(Items from a data source)

■ ■ ■ ■

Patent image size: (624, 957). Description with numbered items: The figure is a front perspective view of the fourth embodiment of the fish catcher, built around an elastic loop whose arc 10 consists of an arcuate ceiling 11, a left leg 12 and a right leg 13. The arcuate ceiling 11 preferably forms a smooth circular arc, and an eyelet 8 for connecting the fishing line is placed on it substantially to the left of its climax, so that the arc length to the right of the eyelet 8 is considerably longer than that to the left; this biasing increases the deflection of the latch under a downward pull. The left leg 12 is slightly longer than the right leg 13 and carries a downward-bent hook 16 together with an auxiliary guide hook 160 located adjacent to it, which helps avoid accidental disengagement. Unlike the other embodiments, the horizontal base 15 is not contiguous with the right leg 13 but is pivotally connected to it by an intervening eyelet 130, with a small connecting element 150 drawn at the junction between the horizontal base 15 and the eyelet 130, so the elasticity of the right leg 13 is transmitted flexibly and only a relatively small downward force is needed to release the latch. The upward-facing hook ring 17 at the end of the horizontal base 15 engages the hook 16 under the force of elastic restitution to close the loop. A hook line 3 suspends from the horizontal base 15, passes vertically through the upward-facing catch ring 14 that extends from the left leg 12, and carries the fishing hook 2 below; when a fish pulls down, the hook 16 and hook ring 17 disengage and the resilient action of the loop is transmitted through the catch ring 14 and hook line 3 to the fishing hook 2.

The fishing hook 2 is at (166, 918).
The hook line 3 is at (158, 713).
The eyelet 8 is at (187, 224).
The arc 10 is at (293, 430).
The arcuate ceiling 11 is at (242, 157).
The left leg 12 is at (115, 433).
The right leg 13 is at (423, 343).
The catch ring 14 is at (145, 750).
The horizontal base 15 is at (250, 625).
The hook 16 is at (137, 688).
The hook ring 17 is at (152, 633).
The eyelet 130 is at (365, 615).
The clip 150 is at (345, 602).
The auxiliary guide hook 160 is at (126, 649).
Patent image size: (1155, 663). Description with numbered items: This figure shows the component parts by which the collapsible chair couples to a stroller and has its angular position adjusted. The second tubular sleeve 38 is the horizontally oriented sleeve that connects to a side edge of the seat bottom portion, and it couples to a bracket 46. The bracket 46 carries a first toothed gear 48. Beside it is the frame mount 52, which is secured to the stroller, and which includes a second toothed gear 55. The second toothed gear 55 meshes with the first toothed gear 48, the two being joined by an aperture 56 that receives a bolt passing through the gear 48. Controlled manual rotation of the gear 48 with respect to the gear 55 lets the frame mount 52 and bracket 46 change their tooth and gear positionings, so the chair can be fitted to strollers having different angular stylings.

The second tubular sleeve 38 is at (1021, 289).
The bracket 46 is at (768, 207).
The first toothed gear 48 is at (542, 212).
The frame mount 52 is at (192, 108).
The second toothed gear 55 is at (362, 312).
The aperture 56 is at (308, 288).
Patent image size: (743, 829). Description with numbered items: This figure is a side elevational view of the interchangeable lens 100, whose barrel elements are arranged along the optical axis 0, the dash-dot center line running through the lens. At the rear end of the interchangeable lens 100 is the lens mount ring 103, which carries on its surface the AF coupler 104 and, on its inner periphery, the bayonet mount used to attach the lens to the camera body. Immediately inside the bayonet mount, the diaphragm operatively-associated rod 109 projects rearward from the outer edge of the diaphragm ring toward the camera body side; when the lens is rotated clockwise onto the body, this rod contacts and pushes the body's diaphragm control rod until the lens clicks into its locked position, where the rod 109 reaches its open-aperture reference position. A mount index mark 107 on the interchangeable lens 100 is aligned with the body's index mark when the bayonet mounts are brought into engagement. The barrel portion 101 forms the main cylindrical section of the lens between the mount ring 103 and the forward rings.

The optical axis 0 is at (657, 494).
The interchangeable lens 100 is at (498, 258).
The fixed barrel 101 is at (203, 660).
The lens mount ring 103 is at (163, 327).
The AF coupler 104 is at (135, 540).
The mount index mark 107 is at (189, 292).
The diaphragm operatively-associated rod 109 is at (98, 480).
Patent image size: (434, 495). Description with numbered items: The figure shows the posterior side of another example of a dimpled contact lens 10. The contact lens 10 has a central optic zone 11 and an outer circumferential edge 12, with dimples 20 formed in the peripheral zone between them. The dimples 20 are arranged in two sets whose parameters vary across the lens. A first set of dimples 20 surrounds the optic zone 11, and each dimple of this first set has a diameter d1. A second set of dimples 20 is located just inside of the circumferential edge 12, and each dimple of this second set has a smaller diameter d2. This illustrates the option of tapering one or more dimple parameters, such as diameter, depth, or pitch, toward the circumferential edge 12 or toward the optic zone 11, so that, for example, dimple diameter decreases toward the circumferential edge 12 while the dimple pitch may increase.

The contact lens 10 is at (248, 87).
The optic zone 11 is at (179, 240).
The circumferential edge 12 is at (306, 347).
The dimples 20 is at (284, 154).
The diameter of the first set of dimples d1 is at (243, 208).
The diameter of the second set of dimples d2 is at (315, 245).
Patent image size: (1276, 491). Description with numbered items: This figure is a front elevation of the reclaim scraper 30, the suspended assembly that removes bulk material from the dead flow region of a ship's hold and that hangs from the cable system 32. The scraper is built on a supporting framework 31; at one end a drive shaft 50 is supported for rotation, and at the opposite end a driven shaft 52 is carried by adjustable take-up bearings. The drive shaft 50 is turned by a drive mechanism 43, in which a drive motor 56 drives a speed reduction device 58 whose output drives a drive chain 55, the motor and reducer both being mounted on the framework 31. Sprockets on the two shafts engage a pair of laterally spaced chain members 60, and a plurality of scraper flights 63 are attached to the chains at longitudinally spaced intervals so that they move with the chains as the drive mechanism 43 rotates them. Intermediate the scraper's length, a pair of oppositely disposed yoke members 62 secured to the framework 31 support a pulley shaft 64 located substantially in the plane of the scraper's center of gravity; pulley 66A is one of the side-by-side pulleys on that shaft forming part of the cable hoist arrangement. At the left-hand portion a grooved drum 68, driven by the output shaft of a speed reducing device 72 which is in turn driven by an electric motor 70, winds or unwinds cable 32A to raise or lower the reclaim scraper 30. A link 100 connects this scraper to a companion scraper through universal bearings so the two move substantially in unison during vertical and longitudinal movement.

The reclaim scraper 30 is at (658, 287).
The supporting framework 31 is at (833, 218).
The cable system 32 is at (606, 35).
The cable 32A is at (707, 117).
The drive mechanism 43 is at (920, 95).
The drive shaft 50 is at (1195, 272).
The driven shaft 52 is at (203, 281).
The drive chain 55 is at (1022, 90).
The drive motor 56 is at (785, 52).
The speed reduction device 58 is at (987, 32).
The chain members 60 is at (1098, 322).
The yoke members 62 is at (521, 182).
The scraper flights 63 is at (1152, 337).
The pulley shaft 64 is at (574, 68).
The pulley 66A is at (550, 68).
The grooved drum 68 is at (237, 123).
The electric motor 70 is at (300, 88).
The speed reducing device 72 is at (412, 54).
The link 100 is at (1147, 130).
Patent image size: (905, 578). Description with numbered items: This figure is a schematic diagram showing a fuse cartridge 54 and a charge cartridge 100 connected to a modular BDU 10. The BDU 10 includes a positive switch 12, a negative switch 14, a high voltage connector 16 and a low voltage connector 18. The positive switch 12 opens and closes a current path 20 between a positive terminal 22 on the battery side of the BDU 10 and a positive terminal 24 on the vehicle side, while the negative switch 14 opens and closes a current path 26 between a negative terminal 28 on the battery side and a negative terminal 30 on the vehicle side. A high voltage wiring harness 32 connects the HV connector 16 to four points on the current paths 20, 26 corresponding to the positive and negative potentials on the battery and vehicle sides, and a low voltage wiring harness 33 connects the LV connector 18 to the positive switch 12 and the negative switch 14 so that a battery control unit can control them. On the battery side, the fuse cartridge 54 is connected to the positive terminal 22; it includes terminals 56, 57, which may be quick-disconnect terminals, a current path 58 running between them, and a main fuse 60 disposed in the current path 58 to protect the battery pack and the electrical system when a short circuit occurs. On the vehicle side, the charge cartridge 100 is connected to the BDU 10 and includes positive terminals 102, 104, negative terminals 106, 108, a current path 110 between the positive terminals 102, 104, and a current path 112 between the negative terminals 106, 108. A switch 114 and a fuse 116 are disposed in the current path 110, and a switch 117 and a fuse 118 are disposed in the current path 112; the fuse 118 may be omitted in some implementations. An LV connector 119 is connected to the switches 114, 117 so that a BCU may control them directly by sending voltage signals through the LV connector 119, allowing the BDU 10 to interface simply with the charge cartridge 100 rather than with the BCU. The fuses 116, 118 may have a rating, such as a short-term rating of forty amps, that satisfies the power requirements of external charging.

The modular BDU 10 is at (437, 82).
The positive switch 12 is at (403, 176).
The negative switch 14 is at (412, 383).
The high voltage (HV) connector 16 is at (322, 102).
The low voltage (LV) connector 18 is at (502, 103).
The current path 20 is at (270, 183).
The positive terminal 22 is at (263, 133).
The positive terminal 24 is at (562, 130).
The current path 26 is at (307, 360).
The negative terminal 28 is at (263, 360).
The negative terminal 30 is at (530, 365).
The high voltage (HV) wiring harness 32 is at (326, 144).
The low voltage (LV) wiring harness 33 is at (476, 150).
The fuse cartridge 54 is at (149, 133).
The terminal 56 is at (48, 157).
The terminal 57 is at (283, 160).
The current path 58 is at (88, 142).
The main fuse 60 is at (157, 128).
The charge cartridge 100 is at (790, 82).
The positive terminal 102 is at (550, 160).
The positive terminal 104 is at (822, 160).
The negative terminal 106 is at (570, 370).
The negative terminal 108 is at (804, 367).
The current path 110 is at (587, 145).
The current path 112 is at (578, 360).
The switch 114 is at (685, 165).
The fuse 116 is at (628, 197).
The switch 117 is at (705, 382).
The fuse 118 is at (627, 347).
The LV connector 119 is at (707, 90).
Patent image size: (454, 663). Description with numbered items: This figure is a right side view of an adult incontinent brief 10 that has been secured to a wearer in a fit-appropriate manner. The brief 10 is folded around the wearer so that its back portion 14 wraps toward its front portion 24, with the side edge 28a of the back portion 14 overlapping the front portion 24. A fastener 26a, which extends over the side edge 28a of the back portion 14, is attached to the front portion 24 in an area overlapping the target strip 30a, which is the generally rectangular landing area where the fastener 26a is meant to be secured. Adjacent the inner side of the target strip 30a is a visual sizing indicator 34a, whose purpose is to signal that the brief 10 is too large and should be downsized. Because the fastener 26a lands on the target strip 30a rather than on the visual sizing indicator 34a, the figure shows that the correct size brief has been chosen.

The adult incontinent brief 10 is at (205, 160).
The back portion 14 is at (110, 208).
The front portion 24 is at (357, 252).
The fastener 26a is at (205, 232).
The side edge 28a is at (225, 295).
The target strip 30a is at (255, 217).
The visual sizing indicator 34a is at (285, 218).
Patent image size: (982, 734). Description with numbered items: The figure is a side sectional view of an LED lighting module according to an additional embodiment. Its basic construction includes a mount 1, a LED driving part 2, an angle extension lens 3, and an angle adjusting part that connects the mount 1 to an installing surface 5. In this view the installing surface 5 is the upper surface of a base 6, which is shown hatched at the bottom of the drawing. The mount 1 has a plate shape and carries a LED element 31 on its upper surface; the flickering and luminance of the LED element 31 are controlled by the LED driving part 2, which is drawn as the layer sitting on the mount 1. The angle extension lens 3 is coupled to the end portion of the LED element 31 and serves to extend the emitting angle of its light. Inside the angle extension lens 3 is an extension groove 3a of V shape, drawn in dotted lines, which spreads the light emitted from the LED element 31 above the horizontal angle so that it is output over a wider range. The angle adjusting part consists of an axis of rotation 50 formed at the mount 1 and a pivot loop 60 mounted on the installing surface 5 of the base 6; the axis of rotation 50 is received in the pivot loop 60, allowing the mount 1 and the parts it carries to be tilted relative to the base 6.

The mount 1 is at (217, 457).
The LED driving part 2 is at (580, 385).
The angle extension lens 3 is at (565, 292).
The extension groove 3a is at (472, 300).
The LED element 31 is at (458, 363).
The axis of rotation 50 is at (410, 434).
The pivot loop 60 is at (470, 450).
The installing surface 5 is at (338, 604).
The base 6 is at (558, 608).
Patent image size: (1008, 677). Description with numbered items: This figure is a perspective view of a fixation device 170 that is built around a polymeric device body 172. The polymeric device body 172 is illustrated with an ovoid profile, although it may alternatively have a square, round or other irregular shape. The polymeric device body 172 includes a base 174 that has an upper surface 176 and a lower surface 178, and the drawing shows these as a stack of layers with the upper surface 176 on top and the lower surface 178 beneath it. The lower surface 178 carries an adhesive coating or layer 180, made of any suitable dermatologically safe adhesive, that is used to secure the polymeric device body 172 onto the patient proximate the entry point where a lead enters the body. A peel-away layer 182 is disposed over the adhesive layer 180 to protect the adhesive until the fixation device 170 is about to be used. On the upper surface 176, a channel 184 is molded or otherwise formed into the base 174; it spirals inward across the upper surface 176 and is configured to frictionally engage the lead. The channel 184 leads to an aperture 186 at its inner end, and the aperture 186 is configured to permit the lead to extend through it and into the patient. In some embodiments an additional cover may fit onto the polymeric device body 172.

■ ■ ■ ■

Copy out the items word for word, starting at the line that contains "Patent image size: (1276, 491)." and ending at the line that contains "The drive shaft 50 is at (1195, 272).", with both of those lines included.

Patent image size: (1276, 491). Description with numbered items: This figure is a front elevation of the reclaim scraper 30, the suspended assembly that removes bulk material from the dead flow region of a ship's hold and that hangs from the cable system 32. The scraper is built on a supporting framework 31; at one end a drive shaft 50 is supported for rotation, and at the opposite end a driven shaft 52 is carried by adjustable take-up bearings. The drive shaft 50 is turned by a drive mechanism 43, in which a drive motor 56 drives a speed reduction device 58 whose output drives a drive chain 55, the motor and reducer both being mounted on the framework 31. Sprockets on the two shafts engage a pair of laterally spaced chain members 60, and a plurality of scraper flights 63 are attached to the chains at longitudinally spaced intervals so that they move with the chains as the drive mechanism 43 rotates them. Intermediate the scraper's length, a pair of oppositely disposed yoke members 62 secured to the framework 31 support a pulley shaft 64 located substantially in the plane of the scraper's center of gravity; pulley 66A is one of the side-by-side pulleys on that shaft forming part of the cable hoist arrangement. At the left-hand portion a grooved drum 68, driven by the output shaft of a speed reducing device 72 which is in turn driven by an electric motor 70, winds or unwinds cable 32A to raise or lower the reclaim scraper 30. A link 100 connects this scraper to a companion scraper through universal bearings so the two move substantially in unison during vertical and longitudinal movement.

The reclaim scraper 30 is at (658, 287).
The supporting framework 31 is at (833, 218).
The cable system 32 is at (606, 35).
The cable 32A is at (707, 117).
The drive mechanism 43 is at (920, 95).
The drive shaft 50 is at (1195, 272).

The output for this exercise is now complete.